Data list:

--- START ---

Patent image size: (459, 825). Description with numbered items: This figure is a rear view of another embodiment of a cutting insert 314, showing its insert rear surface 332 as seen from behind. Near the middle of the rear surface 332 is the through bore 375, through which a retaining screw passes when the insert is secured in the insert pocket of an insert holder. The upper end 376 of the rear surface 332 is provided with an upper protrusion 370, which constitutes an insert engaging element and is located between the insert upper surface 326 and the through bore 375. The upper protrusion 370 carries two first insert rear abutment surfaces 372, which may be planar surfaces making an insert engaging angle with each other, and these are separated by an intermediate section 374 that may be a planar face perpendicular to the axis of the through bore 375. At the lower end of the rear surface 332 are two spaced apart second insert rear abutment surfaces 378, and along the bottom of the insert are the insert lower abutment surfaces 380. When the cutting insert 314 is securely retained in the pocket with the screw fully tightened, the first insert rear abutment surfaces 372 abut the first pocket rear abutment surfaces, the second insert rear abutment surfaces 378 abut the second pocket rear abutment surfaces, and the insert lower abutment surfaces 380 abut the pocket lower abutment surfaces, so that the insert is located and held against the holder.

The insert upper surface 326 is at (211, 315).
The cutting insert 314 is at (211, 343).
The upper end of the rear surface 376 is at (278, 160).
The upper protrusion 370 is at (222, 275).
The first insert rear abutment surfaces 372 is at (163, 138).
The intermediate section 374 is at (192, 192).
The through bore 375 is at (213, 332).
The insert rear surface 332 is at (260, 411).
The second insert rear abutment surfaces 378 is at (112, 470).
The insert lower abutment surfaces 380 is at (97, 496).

--- END ---

Task goal -
Copy out every line of the data above, unchanged.

Complete answer -
Patent image size: (459, 825). Description with numbered items: This figure is a rear view of another embodiment of a cutting insert 314, showing its insert rear surface 332 as seen from behind. Near the middle of the rear surface 332 is the through bore 375, through which a retaining screw passes when the insert is secured in the insert pocket of an insert holder. The upper end 376 of the rear surface 332 is provided with an upper protrusion 370, which constitutes an insert engaging element and is located between the insert upper surface 326 and the through bore 375. The upper protrusion 370 carries two first insert rear abutment surfaces 372, which may be planar surfaces making an insert engaging angle with each other, and these are separated by an intermediate section 374 that may be a planar face perpendicular to the axis of the through bore 375. At the lower end of the rear surface 332 are two spaced apart second insert rear abutment surfaces 378, and along the bottom of the insert are the insert lower abutment surfaces 380. When the cutting insert 314 is securely retained in the pocket with the screw fully tightened, the first insert rear abutment surfaces 372 abut the first pocket rear abutment surfaces, the second insert rear abutment surfaces 378 abut the second pocket rear abutment surfaces, and the insert lower abutment surfaces 380 abut the pocket lower abutment surfaces, so that the insert is located and held against the holder.

The insert upper surface 326 is at (211, 315).
The cutting insert 314 is at (211, 343).
The upper end of the rear surface 376 is at (278, 160).
The upper protrusion 370 is at (222, 275).
The first insert rear abutment surfaces 372 is at (163, 138).
The intermediate section 374 is at (192, 192).
The through bore 375 is at (213, 332).
The insert rear surface 332 is at (260, 411).
The second insert rear abutment surfaces 378 is at (112, 470).
The insert lower abutment surfaces 380 is at (97, 496).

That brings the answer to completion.